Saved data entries
-----

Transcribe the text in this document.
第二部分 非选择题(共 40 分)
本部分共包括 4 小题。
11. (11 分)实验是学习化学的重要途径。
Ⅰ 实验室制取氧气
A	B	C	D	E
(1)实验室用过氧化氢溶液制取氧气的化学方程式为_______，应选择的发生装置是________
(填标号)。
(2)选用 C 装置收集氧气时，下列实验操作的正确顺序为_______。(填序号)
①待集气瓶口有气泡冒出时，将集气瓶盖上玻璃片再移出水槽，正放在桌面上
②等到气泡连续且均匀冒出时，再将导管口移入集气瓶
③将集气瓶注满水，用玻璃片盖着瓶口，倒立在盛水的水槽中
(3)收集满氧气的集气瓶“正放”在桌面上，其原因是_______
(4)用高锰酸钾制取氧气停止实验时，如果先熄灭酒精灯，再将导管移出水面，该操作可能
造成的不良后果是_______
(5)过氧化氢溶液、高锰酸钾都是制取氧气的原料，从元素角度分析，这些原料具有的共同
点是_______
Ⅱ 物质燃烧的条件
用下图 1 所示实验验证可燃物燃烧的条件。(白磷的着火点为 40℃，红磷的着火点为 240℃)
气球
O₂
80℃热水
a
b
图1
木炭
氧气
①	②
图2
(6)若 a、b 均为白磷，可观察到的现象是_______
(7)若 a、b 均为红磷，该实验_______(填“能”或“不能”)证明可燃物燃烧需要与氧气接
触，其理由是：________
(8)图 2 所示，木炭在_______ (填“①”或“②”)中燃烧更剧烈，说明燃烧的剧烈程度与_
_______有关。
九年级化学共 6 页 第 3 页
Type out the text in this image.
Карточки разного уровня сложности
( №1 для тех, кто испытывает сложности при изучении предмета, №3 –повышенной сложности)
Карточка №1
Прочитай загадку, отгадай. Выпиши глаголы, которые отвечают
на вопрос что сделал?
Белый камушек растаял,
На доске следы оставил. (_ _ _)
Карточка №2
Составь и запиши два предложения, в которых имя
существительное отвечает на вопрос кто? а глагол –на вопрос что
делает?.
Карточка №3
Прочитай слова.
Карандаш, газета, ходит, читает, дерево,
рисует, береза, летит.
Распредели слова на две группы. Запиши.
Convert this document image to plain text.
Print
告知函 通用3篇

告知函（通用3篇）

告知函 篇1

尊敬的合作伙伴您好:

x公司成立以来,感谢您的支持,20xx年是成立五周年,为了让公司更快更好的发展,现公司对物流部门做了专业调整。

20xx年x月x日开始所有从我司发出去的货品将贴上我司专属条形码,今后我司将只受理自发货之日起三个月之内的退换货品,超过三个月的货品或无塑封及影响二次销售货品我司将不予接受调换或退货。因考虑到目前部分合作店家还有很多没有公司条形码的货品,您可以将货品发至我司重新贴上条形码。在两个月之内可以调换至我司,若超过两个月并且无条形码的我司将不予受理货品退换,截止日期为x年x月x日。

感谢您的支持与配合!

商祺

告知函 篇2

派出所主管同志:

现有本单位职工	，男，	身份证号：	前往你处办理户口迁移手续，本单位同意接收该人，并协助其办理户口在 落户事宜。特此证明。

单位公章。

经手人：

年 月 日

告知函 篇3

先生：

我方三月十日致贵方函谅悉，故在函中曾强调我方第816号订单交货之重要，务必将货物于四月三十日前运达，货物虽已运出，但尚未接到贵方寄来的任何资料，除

-----

- _WRITTEN EXERCISE_: Scan the material and collect every line that contains "document".

- _TASK RESULT_:
Transcribe the text in this document.
Convert this document image to plain text.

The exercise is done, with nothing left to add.